Data extracted from a collection
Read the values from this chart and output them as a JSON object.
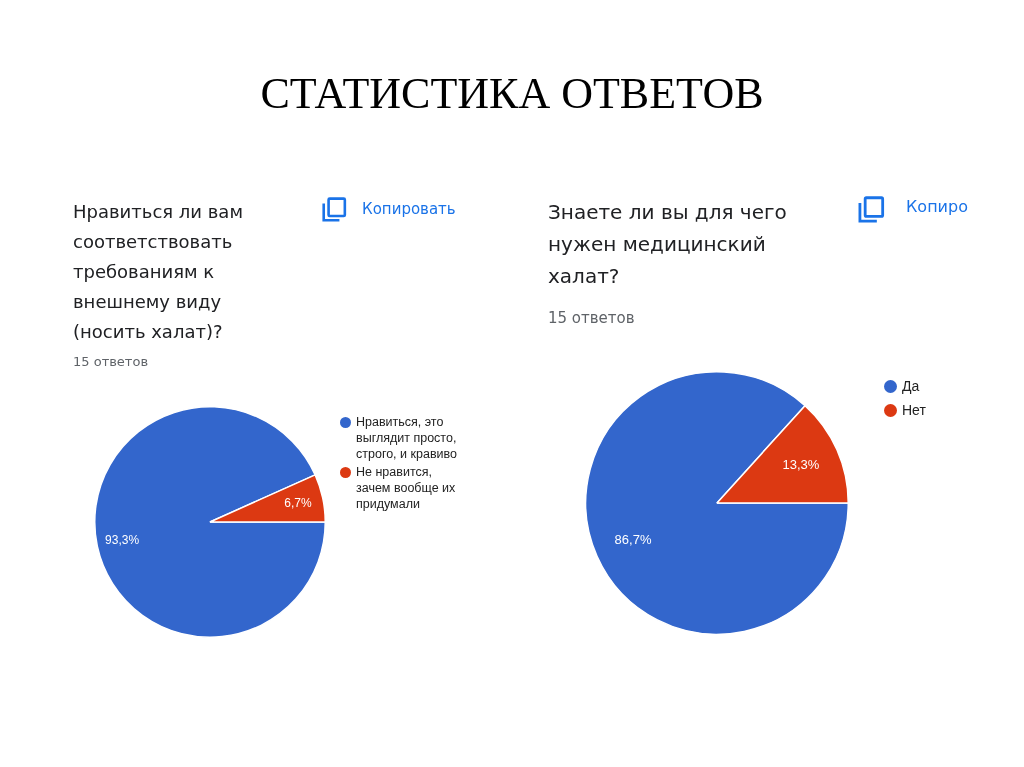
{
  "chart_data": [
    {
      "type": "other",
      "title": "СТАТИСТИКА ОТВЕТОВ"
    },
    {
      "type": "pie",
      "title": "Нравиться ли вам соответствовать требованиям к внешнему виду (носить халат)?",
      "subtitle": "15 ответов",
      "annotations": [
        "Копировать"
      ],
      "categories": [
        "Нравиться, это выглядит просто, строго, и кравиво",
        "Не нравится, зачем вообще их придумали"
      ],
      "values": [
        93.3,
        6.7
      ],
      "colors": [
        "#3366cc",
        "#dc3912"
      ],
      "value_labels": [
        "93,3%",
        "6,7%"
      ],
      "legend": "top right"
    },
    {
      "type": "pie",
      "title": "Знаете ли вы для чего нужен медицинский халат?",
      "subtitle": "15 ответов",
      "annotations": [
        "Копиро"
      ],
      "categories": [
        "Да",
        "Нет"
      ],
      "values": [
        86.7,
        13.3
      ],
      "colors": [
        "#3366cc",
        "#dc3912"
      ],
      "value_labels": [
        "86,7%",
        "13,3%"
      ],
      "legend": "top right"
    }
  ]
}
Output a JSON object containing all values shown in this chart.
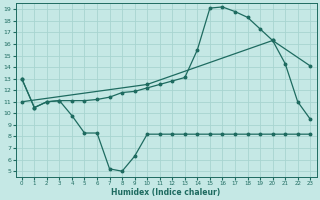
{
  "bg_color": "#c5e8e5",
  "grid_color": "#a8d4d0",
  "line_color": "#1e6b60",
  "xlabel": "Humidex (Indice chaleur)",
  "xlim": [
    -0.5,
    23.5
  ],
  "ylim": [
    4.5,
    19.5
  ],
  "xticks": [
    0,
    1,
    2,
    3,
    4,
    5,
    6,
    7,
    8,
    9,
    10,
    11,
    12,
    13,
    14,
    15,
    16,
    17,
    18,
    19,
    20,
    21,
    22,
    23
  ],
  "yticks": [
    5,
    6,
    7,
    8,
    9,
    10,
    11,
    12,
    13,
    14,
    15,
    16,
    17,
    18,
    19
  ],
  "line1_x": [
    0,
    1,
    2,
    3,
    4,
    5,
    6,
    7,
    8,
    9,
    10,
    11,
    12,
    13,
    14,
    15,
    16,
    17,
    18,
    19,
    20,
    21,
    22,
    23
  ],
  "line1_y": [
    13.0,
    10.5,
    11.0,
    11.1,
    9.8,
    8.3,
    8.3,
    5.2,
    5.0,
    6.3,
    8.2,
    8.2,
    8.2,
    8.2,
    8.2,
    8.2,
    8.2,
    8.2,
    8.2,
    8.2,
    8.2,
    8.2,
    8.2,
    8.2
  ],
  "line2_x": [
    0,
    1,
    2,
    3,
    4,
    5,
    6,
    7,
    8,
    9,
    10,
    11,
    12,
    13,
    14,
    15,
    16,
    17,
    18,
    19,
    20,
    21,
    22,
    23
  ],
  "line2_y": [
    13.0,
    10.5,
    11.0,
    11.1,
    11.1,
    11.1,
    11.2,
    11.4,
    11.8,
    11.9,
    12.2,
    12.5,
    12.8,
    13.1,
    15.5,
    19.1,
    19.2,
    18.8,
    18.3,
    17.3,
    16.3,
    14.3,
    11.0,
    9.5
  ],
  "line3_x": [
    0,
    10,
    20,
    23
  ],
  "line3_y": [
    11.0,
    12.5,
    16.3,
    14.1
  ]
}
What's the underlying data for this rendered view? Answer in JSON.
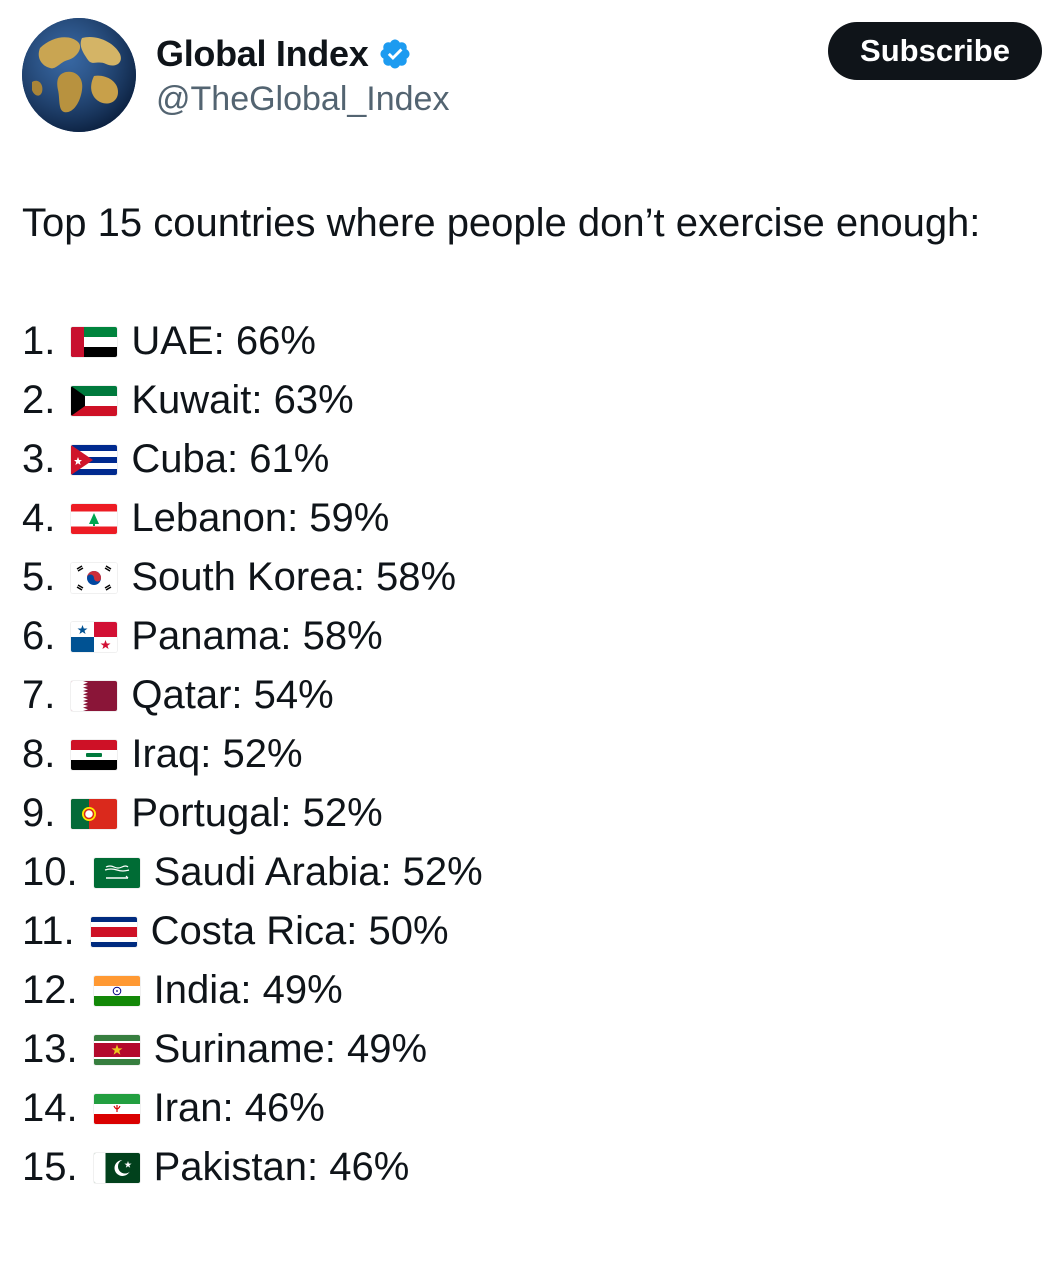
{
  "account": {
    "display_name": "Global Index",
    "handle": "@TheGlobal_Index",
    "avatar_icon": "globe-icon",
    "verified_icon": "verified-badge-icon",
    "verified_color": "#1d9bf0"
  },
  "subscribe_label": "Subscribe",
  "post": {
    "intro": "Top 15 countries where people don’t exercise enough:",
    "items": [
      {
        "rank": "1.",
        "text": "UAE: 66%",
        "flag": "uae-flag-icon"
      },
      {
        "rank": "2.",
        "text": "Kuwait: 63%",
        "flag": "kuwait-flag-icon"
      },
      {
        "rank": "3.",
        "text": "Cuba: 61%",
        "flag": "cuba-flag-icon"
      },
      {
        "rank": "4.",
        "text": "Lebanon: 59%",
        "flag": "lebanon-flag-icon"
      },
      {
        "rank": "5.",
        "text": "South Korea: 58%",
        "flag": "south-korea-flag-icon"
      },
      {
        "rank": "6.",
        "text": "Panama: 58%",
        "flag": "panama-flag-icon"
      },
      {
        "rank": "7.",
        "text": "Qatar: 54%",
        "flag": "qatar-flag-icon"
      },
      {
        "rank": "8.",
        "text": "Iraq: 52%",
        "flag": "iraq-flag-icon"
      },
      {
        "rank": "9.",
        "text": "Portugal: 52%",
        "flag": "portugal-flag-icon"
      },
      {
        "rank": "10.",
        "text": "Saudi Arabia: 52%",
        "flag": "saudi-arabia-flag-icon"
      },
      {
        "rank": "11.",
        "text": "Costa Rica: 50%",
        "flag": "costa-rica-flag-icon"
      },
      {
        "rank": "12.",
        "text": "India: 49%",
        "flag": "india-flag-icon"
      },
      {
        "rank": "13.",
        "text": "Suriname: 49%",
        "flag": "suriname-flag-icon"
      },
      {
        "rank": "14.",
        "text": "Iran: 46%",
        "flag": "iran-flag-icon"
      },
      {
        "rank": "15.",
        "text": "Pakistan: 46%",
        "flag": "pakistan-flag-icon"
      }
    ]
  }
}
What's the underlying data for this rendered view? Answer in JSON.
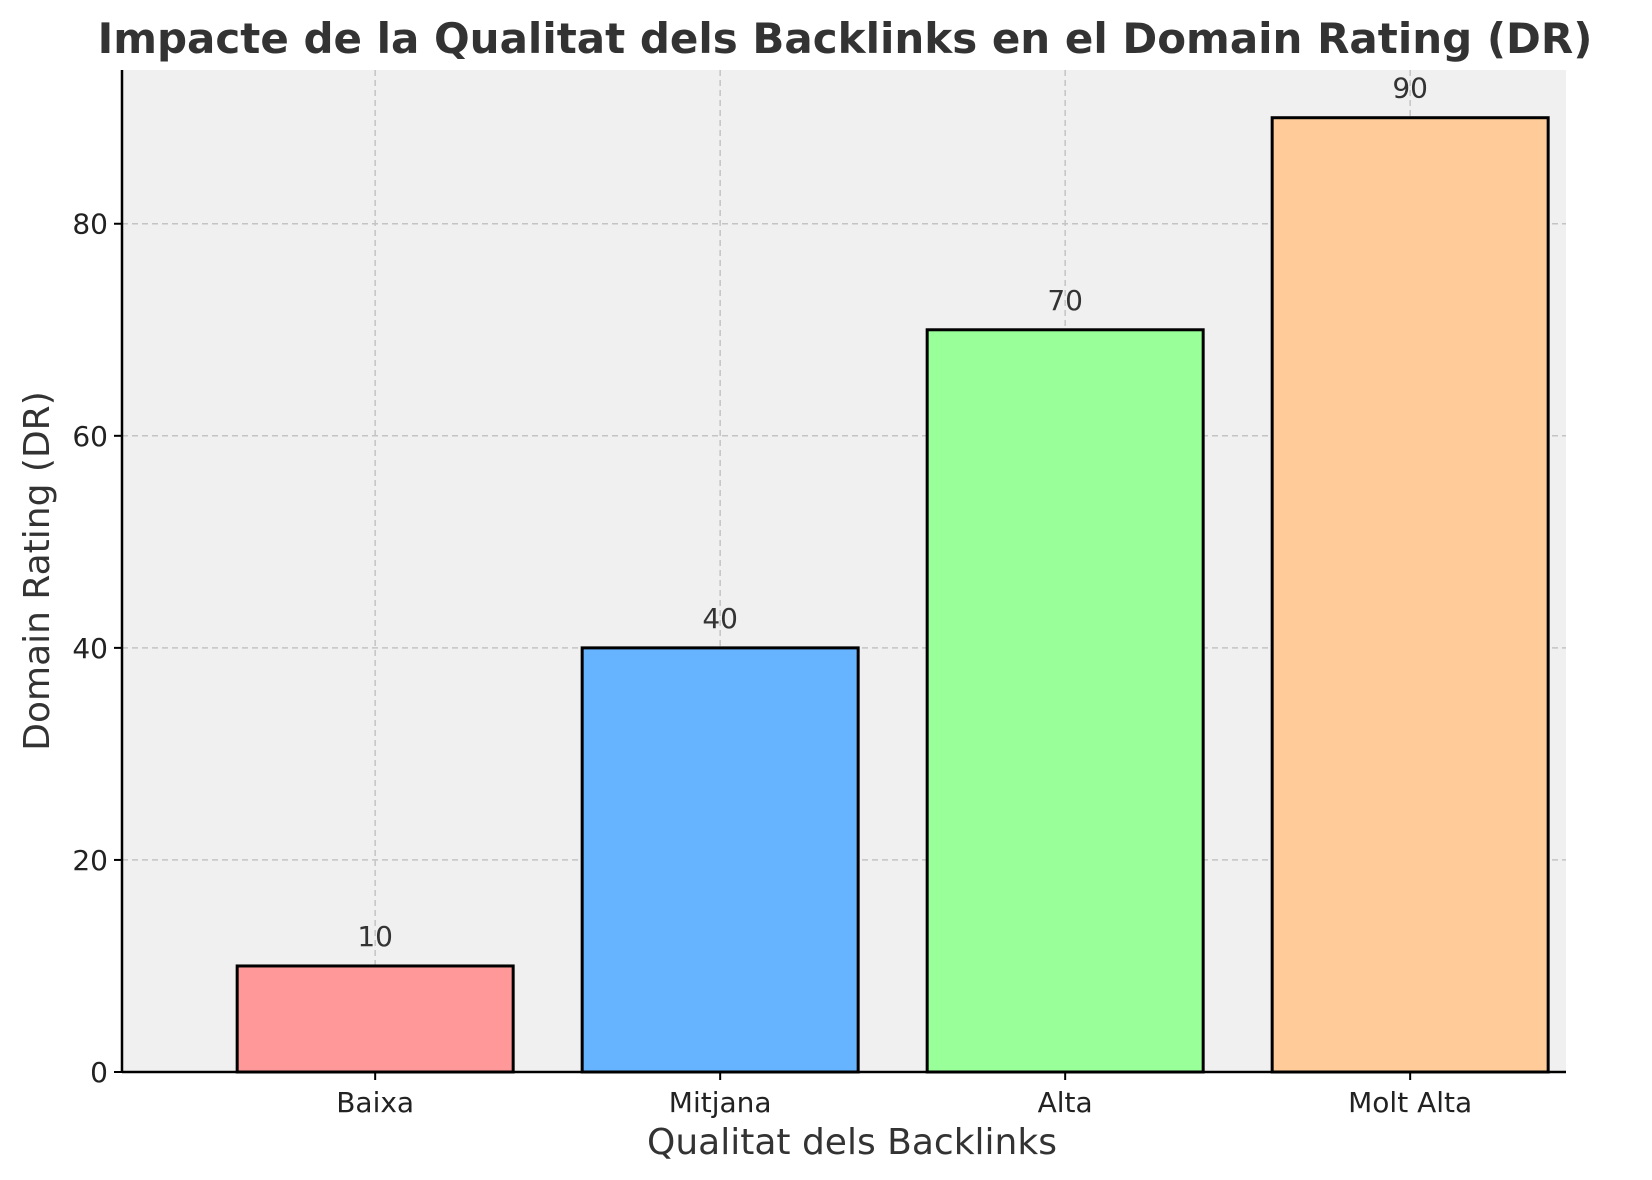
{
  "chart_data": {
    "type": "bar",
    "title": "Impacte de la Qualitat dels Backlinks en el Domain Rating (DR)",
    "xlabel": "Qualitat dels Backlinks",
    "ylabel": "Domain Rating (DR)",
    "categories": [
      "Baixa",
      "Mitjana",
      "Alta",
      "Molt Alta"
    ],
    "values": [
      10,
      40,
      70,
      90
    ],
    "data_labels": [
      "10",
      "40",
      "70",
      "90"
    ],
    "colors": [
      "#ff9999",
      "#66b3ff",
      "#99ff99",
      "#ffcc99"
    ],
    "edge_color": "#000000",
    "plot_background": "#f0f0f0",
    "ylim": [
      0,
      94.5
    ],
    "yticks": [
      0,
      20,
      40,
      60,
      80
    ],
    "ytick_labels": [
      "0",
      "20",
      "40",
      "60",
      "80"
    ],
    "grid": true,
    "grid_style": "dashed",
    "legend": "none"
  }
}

Task to carry out
Go over the records above and tally the lines with the word "type" in them. Give the number alone.

Answer in full
4